# [Material for this task]
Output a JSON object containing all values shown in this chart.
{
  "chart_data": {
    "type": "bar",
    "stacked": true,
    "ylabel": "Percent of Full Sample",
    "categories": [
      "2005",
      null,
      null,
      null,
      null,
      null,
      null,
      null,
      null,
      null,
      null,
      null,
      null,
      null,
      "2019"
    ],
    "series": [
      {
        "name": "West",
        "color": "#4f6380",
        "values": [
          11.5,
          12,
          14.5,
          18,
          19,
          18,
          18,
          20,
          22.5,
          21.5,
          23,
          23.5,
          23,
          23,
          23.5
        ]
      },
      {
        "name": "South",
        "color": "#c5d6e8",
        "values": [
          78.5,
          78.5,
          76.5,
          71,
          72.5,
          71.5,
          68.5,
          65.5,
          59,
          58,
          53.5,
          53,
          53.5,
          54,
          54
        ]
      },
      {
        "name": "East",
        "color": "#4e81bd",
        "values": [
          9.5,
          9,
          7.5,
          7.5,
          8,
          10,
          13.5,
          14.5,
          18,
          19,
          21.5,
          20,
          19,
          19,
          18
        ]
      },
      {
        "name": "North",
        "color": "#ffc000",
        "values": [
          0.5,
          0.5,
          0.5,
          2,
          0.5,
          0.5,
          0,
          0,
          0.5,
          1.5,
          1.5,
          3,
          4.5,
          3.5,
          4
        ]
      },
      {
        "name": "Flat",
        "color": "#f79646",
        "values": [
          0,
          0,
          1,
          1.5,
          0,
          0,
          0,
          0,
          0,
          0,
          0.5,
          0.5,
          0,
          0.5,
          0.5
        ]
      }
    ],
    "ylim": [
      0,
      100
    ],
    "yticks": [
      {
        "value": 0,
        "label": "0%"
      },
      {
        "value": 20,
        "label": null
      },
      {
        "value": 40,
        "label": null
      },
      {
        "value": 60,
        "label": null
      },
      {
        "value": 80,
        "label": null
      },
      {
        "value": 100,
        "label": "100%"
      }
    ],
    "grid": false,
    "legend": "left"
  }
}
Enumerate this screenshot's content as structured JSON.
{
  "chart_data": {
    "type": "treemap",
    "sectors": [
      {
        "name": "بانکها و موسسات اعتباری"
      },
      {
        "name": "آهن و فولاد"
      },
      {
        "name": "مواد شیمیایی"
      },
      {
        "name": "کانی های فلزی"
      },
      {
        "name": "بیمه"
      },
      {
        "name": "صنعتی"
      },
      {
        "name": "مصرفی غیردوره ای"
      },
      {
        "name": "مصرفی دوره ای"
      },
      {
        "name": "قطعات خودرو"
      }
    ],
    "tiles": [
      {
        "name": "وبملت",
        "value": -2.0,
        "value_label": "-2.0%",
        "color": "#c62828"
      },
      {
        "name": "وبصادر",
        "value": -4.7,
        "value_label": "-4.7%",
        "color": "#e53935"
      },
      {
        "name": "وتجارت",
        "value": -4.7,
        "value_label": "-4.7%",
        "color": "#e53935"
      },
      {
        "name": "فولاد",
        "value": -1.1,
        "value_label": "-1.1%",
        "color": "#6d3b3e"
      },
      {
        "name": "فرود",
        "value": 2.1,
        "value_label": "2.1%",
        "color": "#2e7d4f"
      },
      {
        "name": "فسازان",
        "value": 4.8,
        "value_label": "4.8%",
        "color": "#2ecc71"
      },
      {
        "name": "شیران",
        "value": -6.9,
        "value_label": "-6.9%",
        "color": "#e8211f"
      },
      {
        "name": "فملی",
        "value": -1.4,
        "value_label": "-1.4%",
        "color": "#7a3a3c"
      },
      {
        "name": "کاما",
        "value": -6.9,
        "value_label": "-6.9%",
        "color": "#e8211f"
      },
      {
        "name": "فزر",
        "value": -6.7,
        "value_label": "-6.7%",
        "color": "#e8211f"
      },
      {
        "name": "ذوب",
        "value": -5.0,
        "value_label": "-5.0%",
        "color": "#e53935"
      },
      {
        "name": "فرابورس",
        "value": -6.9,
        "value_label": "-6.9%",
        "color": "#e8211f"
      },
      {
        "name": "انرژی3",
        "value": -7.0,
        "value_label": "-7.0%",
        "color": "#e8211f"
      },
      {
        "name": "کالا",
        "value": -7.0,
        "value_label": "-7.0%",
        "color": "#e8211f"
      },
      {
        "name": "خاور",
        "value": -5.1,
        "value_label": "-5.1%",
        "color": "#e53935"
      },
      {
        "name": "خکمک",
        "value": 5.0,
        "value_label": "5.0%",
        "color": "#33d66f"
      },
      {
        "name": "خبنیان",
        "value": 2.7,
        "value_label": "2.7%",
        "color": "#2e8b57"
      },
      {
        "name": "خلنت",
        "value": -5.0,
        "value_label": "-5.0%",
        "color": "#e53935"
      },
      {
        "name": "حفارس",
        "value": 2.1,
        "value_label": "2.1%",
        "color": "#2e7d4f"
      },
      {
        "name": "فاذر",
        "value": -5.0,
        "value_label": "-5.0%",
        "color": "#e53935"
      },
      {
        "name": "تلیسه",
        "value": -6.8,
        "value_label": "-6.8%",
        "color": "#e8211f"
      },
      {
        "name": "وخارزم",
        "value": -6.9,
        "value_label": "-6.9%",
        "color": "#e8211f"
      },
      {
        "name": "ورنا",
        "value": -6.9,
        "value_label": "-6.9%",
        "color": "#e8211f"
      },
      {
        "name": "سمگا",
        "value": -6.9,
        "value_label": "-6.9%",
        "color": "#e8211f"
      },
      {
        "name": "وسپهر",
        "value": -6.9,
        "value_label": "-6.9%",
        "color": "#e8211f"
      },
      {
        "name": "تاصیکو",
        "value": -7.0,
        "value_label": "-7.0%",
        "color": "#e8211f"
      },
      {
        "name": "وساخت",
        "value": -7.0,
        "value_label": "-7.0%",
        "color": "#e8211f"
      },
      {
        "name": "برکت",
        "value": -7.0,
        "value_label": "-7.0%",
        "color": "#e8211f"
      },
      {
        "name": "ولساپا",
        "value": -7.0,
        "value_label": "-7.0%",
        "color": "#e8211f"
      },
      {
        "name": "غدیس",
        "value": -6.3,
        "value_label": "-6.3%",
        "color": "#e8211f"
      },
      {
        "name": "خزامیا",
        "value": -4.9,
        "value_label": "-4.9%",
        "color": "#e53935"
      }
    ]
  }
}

# [Given exercise]
Of all the lines in the material above, how many contain the word "JSON"? Give only the count.

# [Result]
2